*EXTRACTED DATA:*

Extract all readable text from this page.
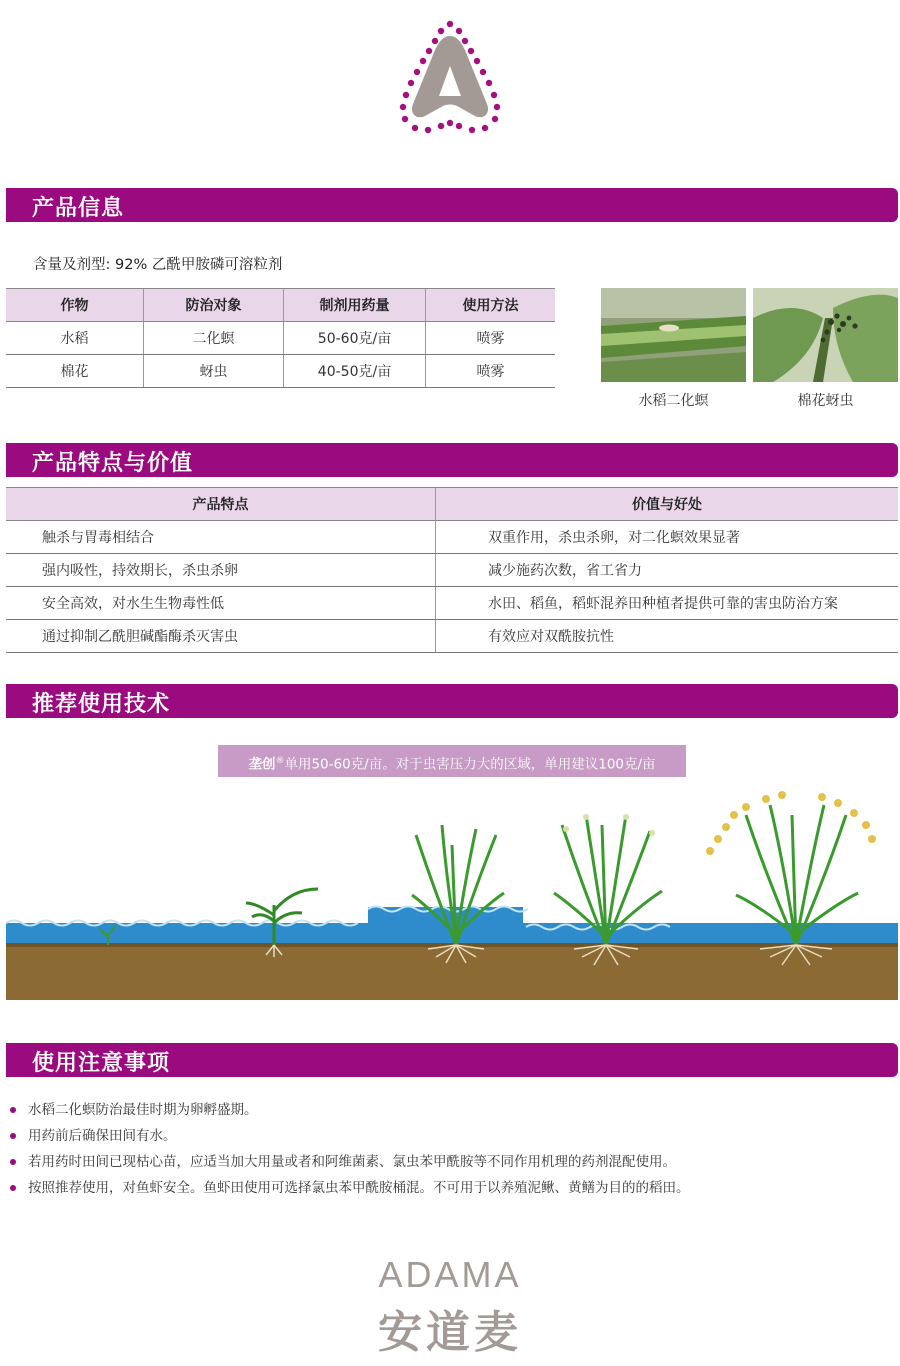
产品信息
含量及剂型: 92% 乙酰甲胺磷可溶粒剂
作物	防治对象	制剂用药量	使用方法
水稻	二化螟	50-60克/亩	喷雾
棉花	蚜虫	40-50克/亩	喷雾
水稻二化螟	棉花蚜虫
产品特点与价值
产品特点	价值与好处
触杀与胃毒相结合	双重作用，杀虫杀卵，对二化螟效果显著
强内吸性，持效期长，杀虫杀卵	减少施药次数，省工省力
安全高效，对水生生物毒性低	水田、稻鱼，稻虾混养田种植者提供可靠的害虫防治方案
通过抑制乙酰胆碱酯酶杀灭害虫	有效应对双酰胺抗性
推荐使用技术
垄创®单用50-60克/亩。对于虫害压力大的区域，单用建议100克/亩
使用注意事项
水稻二化螟防治最佳时期为卵孵盛期。
用药前后确保田间有水。
若用药时田间已现枯心苗，应适当加大用量或者和阿维菌素、氯虫苯甲酰胺等不同作用机理的药剂混配使用。
按照推荐使用，对鱼虾安全。鱼虾田使用可选择氯虫苯甲酰胺桶混。不可用于以养殖泥鳅、黄鳝为目的的稻田。
ADAMA
安道麦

*BRIEF:* Quote each entry above verbatim and drop the pictures.

*WRITTEN ANSWER:*
Extract all readable text from this page.
产品信息
含量及剂型: 92% 乙酰甲胺磷可溶粒剂
作物	防治对象	制剂用药量	使用方法
水稻	二化螟	50-60克/亩	喷雾
棉花	蚜虫	40-50克/亩	喷雾
水稻二化螟	棉花蚜虫
产品特点与价值
产品特点	价值与好处
触杀与胃毒相结合	双重作用，杀虫杀卵，对二化螟效果显著
强内吸性，持效期长，杀虫杀卵	减少施药次数，省工省力
安全高效，对水生生物毒性低	水田、稻鱼，稻虾混养田种植者提供可靠的害虫防治方案
通过抑制乙酰胆碱酯酶杀灭害虫	有效应对双酰胺抗性
推荐使用技术
垄创®单用50-60克/亩。对于虫害压力大的区域，单用建议100克/亩
使用注意事项
水稻二化螟防治最佳时期为卵孵盛期。
用药前后确保田间有水。
若用药时田间已现枯心苗，应适当加大用量或者和阿维菌素、氯虫苯甲酰胺等不同作用机理的药剂混配使用。
按照推荐使用，对鱼虾安全。鱼虾田使用可选择氯虫苯甲酰胺桶混。不可用于以养殖泥鳅、黄鳝为目的的稻田。
ADAMA
安道麦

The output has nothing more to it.